**Task details**:
In the text on health insurance and maternal health care in Ghana, copy out the part starting at "There is considerable" and ending at "Survey (DHS) data.".

There is considerable evidence on the association of health services utilization and health insurance coverage globally, however, few studies have specifically dealt with this association in West Africa and specifically Ghana. The need for further studies in Ghana is bolstered by the relatively high maternal mortality rate even though the NHIS was implemented some two decades ago. Hence this study seeks to fill the gap in the literature to assess the association between health insurance coverage and maternal health service utilization by analyzing the most recently available 2022 Demographic and Health Survey (DHS) data.
Methods
Data source
This study utilized data from the Ghana Demographic and Health Survey (GDHS) conducted in 2022 by the Ghana Statistical Service in collaboration with the Ministry of Health. The Demographic and Health Survey, which is conducted in over 80 low- and middle-income countries is a nationally representative survey that collects data on health indicators including maternal health service utilization. The survey employs a two-stage sampling method for data collection using a standardized questionnaire [15].A total of 4,303 women of childbearing age (15–49 years), who had given birth within the five years preceding the survey, were included in this study. The data were obtained from the Individual Women’s Data (Individual Recode – IR) file, which includes one record for every eligible woman as identified in the household schedule. This dataset contains all information collected through the women’s questionnaire, along with selected variables from the household questionnaire. The variables used is this study is defined in Table S3 in the supplementary document...

**Data listing**:
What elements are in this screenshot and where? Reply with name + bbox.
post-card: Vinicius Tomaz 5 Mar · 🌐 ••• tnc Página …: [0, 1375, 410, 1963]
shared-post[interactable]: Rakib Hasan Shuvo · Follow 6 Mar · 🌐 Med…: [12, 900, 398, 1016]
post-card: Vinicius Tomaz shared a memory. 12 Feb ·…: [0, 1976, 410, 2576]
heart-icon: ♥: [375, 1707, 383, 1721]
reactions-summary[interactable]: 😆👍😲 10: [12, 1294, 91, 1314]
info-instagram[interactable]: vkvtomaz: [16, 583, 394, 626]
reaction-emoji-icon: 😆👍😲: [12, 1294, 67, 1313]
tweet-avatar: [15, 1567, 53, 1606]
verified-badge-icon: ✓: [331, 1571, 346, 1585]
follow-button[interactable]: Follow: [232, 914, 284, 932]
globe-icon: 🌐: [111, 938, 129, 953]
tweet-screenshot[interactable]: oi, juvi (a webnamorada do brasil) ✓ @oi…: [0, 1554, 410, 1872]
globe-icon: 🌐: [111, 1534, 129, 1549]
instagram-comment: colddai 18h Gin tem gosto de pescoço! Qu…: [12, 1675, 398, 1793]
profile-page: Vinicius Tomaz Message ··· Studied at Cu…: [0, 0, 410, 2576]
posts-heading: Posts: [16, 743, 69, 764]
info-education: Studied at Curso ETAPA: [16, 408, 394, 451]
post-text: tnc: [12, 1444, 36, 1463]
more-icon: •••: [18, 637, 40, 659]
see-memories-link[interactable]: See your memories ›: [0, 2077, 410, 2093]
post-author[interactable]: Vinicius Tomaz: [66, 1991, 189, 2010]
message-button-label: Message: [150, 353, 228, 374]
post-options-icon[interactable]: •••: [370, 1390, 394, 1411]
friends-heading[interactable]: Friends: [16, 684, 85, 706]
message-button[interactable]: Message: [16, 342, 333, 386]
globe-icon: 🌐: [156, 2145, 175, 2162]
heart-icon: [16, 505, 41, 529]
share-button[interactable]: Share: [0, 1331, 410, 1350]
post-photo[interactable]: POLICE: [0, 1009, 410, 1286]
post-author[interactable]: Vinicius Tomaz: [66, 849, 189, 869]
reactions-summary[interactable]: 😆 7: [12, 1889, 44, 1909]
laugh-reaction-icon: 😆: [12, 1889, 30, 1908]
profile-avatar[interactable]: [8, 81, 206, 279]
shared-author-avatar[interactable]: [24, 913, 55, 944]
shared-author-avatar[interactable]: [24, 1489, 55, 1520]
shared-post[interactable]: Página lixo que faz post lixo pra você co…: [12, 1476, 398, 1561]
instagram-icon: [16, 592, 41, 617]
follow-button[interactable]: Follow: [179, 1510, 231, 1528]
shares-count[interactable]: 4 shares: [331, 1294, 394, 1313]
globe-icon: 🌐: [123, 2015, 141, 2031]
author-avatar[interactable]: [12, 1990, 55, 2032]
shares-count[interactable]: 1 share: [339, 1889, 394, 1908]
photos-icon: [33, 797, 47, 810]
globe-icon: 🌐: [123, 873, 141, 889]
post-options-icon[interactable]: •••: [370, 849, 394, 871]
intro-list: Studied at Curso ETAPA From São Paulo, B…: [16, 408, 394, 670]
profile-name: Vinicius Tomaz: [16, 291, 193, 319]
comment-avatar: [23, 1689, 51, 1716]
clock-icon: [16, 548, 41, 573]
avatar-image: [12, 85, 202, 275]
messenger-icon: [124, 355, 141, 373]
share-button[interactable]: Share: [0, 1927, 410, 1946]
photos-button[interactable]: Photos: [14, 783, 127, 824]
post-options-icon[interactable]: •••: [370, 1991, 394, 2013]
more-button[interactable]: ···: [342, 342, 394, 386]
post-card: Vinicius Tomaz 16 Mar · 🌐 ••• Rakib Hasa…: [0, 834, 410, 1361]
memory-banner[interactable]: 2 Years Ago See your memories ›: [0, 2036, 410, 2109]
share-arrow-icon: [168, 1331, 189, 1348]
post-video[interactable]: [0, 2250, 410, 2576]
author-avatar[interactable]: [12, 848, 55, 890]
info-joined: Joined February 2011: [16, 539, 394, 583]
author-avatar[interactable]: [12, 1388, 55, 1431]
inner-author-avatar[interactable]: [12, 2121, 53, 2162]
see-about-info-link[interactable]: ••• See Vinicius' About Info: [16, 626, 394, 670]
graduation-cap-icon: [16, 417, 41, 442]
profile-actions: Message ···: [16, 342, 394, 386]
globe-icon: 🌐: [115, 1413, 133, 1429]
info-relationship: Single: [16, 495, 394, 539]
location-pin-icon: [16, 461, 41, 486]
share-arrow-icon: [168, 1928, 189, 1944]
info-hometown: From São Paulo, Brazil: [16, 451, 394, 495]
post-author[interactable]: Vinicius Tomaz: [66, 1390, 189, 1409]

**Written solution**:
There is considerable evidence on the association of health services utilization and health insurance coverage globally, however, few studies have specifically dealt with this association in West Africa and specifically Ghana. The need for further studies in Ghana is bolstered by the relatively high maternal mortality rate even though the NHIS was implemented some two decades ago. Hence this study seeks to fill the gap in the literature to assess the association between health insurance coverage and maternal health service utilization by analyzing the most recently available 2022 Demographic and Health Survey (DHS) data.